Note each line that includes the word "Developing". Copy those lines.

--- START OF Records for processing ---

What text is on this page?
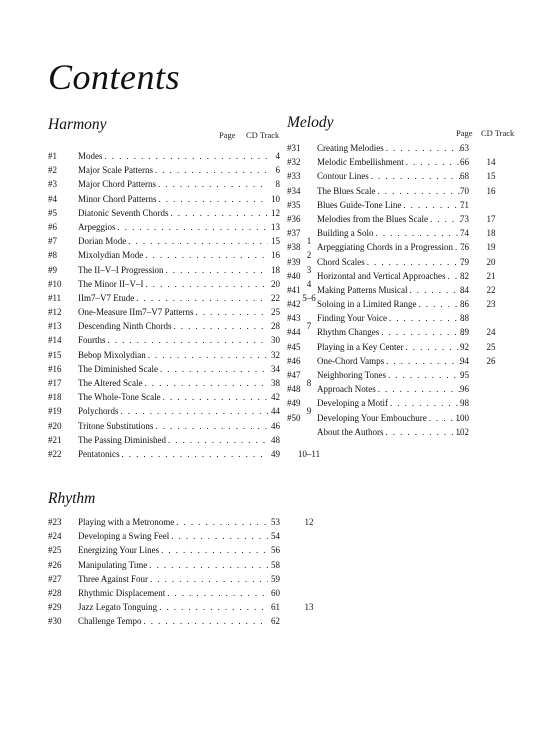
Contents
Harmony
Page CD Track
#1	Modes . . .	4
#2	Major Scale Patterns . . .	6
#3	Major Chord Patterns . . .	8
#4	Minor Chord Patterns . . .	10
#5	Diatonic Seventh Chords . . .	12
#6	Arpeggios . . .	13
#7	Dorian Mode . . .	15	1
#8	Mixolydian Mode . . .	16	2
#9	The II–V–I Progression . . .	18	3
#10	The Minor II–V–I . . .	20	4
#11	IIm7–V7 Etude . . .	22	5–6
#12	One-Measure IIm7–V7 Patterns . . .	25
#13	Descending Ninth Chords . . .	28	7
#14	Fourths . . .	30
#15	Bebop Mixolydian . . .	32
#16	The Diminished Scale . . .	34
#17	The Altered Scale . . .	38	8
#18	The Whole-Tone Scale . . .	42
#19	Polychords . . .	44	9
#20	Tritone Substitutions . . .	46
#21	The Passing Diminished . . .	48
#22	Pentatonics . . .	49	10–11
Rhythm
#23	Playing with a Metronome . . .	53	12
#24	Developing a Swing Feel . . .	54
#25	Energizing Your Lines . . .	56
#26	Manipulating Time . . .	58
#27	Three Against Four . . .	59
#28	Rhythmic Displacement . . .	60
#29	Jazz Legato Tonguing . . .	61	13
#30	Challenge Tempo . . .	62
Melody
Page CD Track
#31	Creating Melodies . . .	63
#32	Melodic Embellishment . . .	66	14
#33	Contour Lines . . .	68	15
#34	The Blues Scale . . .	70	16
#35	Blues Guide-Tone Line . . .	71
#36	Melodies from the Blues Scale . . .	73	17
#37	Building a Solo . . .	74	18
#38	Arpeggiating Chords in a Progression . . . 76	19
#39	Chord Scales . . .	79	20
#40	Horizontal and Vertical Approaches . . .	82	21
#41	Making Patterns Musical . . .	84	22
#42	Soloing in a Limited Range . . .	86	23
#43	Finding Your Voice . . .	88
#44	Rhythm Changes . . .	89	24
#45	Playing in a Key Center . . .	92	25
#46	One-Chord Vamps . . .	94	26
#47	Neighboring Tones . . .	95
#48	Approach Notes . . .	96
#49	Developing a Motif . . .	98
#50	Developing Your Embouchure . . .	100
About the Authors . . .	102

--- END OF Records for processing ---

• _Result of this task_:
#24	Developing a Swing Feel . . .	54
#49	Developing a Motif . . .	98
#50	Developing Your Embouchure . . .	100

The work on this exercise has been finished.